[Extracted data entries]

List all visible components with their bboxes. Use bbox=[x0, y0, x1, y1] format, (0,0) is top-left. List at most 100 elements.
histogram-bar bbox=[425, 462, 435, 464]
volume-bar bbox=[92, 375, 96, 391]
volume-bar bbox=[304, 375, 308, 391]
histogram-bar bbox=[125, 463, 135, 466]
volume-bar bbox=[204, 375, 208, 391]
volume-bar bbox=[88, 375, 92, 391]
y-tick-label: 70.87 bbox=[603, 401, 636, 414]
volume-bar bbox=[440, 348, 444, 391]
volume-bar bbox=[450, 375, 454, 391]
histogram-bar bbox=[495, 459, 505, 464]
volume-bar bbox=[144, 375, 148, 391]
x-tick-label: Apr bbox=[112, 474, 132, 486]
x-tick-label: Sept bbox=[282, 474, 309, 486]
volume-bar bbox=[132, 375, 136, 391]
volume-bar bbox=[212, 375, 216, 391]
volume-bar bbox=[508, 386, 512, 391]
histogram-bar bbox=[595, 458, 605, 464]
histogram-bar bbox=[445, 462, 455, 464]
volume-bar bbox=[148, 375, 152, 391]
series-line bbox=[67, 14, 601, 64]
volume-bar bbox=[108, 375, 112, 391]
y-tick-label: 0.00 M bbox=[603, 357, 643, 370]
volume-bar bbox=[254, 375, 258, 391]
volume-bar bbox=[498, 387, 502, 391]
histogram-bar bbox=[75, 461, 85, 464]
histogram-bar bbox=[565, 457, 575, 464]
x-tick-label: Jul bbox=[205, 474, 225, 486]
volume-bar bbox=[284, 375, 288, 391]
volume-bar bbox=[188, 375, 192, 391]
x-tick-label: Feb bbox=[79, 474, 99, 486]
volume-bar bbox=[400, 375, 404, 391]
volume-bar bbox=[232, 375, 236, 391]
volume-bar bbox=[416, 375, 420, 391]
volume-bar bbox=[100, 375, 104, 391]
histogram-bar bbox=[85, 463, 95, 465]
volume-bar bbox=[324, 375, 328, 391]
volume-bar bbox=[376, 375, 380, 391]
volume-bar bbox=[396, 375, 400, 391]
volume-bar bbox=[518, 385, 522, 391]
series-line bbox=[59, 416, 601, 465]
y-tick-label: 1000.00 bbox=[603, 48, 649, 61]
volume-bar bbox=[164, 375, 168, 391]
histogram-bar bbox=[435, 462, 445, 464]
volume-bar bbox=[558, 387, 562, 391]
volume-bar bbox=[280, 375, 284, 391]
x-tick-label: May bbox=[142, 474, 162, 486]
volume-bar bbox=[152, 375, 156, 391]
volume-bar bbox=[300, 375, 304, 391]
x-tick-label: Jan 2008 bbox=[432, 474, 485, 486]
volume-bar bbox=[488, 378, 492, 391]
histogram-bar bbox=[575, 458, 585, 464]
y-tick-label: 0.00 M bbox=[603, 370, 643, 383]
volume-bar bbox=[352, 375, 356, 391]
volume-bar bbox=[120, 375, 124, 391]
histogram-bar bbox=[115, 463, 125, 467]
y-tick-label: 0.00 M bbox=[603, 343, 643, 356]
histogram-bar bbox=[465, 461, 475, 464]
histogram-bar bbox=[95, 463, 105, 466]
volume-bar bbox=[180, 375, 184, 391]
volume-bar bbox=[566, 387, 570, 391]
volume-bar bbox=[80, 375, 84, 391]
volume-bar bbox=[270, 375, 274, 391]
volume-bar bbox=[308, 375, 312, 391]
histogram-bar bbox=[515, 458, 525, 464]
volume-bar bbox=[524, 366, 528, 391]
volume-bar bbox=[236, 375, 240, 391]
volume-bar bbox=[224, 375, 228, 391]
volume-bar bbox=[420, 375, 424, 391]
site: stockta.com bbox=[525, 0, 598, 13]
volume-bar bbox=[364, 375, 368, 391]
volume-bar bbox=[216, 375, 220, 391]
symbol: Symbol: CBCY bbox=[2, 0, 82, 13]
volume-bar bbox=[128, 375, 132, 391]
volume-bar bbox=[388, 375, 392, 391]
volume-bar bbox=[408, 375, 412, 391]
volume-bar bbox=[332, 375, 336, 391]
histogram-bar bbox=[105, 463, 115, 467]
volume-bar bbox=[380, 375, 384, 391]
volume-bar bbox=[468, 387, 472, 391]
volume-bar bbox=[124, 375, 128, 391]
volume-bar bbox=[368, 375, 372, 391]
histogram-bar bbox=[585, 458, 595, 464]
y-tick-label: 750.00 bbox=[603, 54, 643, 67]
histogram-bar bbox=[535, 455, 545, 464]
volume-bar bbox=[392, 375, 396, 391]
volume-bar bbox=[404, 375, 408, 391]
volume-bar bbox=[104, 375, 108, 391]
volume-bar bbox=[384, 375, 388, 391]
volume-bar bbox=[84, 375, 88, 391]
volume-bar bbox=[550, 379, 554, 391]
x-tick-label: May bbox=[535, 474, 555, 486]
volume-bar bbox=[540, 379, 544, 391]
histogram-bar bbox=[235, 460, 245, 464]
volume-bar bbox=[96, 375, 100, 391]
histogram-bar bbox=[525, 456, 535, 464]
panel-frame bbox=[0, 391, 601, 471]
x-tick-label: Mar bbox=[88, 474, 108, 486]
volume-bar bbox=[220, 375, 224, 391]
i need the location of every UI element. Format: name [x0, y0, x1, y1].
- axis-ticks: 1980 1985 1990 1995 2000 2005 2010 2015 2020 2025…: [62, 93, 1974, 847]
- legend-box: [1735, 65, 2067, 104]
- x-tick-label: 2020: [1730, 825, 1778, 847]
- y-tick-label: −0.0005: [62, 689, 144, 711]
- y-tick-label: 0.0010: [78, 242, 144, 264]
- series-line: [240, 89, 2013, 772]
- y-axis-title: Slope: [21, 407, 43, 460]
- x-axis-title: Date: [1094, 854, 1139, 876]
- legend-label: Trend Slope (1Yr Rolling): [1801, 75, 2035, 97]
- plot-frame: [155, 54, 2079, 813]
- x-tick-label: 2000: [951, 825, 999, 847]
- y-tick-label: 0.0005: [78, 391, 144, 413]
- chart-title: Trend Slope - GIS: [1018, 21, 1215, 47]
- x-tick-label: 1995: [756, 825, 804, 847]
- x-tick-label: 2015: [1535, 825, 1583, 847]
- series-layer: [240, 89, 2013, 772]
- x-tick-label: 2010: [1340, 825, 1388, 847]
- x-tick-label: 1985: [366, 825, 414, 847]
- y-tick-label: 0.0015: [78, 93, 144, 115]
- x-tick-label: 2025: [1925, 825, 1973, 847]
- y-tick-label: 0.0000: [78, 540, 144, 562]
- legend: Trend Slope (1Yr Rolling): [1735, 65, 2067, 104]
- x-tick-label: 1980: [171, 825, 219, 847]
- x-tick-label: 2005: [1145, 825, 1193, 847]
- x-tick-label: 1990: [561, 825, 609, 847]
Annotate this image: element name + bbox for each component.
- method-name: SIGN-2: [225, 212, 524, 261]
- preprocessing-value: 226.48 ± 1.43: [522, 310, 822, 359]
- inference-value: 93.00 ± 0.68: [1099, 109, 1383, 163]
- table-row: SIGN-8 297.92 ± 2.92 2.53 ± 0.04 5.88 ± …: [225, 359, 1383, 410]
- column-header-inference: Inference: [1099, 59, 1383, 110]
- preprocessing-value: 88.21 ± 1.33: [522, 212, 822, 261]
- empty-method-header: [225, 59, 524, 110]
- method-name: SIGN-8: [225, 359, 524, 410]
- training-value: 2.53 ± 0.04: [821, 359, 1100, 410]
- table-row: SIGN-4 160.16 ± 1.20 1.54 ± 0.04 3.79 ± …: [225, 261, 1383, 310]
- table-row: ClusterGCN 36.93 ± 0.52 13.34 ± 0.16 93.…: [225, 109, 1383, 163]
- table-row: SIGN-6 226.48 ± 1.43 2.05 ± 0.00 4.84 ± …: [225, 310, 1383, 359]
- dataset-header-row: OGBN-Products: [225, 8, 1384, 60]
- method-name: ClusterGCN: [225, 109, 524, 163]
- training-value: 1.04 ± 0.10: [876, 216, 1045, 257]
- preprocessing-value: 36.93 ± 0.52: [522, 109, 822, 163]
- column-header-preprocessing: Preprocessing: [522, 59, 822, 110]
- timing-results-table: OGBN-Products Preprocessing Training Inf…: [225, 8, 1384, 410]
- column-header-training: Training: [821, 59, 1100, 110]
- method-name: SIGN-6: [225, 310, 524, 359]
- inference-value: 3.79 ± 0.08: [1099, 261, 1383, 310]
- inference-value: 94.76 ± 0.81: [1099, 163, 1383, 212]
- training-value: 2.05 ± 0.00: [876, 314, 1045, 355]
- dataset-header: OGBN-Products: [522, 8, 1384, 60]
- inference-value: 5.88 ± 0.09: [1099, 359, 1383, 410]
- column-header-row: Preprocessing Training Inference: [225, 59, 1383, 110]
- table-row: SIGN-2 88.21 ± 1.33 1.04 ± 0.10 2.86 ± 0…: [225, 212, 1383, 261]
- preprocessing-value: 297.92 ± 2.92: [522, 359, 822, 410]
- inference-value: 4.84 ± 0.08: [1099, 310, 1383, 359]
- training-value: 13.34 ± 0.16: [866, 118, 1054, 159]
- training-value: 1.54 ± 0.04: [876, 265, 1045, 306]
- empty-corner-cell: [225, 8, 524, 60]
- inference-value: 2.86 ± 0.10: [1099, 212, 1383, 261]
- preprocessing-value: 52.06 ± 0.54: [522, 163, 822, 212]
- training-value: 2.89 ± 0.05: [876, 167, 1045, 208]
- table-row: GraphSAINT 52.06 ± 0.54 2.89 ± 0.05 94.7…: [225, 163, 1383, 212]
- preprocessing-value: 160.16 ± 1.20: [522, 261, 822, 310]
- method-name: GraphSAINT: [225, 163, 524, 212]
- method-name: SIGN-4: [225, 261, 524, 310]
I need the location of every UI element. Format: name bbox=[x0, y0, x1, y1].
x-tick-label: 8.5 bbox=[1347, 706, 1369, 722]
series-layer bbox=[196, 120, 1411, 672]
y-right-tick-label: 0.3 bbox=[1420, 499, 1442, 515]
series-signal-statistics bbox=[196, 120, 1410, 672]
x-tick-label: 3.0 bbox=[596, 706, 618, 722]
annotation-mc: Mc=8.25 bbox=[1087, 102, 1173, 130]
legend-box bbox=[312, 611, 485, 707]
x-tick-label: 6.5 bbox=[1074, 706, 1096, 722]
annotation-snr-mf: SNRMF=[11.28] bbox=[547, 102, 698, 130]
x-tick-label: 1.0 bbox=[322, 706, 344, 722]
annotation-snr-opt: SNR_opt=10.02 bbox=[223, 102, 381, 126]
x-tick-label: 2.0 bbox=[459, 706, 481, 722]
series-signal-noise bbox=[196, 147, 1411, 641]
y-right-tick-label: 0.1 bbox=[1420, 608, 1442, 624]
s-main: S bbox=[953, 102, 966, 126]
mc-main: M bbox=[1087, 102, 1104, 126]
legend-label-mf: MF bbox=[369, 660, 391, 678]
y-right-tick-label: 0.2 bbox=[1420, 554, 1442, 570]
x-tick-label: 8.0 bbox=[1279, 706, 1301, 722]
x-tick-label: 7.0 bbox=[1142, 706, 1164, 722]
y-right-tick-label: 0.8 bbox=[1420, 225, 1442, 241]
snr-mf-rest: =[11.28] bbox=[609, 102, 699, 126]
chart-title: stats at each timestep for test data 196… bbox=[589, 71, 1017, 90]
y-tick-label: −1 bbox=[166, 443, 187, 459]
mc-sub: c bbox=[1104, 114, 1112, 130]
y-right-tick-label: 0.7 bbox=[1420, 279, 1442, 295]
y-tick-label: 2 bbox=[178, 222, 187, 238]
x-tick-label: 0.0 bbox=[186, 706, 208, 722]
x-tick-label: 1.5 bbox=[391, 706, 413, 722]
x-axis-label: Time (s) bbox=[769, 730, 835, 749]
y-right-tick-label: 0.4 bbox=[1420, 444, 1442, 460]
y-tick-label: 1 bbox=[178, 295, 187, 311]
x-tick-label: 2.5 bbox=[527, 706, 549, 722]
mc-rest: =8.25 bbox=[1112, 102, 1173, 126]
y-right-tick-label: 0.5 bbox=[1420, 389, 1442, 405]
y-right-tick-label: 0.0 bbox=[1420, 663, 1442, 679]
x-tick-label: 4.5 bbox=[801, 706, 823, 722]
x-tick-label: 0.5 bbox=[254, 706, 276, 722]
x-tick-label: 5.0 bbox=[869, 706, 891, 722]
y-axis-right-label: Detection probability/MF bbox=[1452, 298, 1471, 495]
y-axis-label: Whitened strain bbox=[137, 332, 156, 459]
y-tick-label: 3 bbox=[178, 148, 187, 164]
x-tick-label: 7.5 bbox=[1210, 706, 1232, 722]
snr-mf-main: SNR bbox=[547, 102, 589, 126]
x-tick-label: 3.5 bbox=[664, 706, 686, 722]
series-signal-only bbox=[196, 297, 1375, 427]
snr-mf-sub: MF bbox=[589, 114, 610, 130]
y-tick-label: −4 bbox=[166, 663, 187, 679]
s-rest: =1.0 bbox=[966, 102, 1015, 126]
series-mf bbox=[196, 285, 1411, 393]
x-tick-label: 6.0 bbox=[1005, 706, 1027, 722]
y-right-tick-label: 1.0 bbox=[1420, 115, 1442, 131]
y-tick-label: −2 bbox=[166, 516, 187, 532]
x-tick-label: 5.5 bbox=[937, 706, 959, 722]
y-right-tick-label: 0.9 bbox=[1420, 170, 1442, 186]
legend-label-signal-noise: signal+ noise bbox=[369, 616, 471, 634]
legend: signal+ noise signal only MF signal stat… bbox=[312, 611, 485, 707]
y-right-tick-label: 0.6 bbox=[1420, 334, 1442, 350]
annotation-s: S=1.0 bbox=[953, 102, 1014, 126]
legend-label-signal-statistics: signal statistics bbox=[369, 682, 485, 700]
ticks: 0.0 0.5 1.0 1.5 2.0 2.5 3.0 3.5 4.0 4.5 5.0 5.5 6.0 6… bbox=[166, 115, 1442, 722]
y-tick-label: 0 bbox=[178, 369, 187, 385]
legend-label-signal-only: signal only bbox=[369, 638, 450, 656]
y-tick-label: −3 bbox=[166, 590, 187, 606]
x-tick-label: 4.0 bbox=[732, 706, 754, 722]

> **INSTRUCTIONS FOR THE TASK**
Please give the lines starting at the first one and ending at the one containing "x-tick-label: Apr bbox=[112, 474, 132, 486]" as a JSON list of strings, with one string per line and blank lines left out.

> **REPLY TO THE EXERCISE**
[
  "List all visible components with their bboxes. Use bbox=[x0, y0, x1, y1] format, (0,0) is top-left. List at most 100 elements.",
  "histogram-bar bbox=[425, 462, 435, 464]",
  "volume-bar bbox=[92, 375, 96, 391]",
  "volume-bar bbox=[304, 375, 308, 391]",
  "histogram-bar bbox=[125, 463, 135, 466]",
  "volume-bar bbox=[204, 375, 208, 391]",
  "volume-bar bbox=[88, 375, 92, 391]",
  "y-tick-label: 70.87 bbox=[603, 401, 636, 414]",
  "volume-bar bbox=[440, 348, 444, 391]",
  "volume-bar bbox=[450, 375, 454, 391]",
  "histogram-bar bbox=[495, 459, 505, 464]",
  "volume-bar bbox=[144, 375, 148, 391]",
  "x-tick-label: Apr bbox=[112, 474, 132, 486]"
]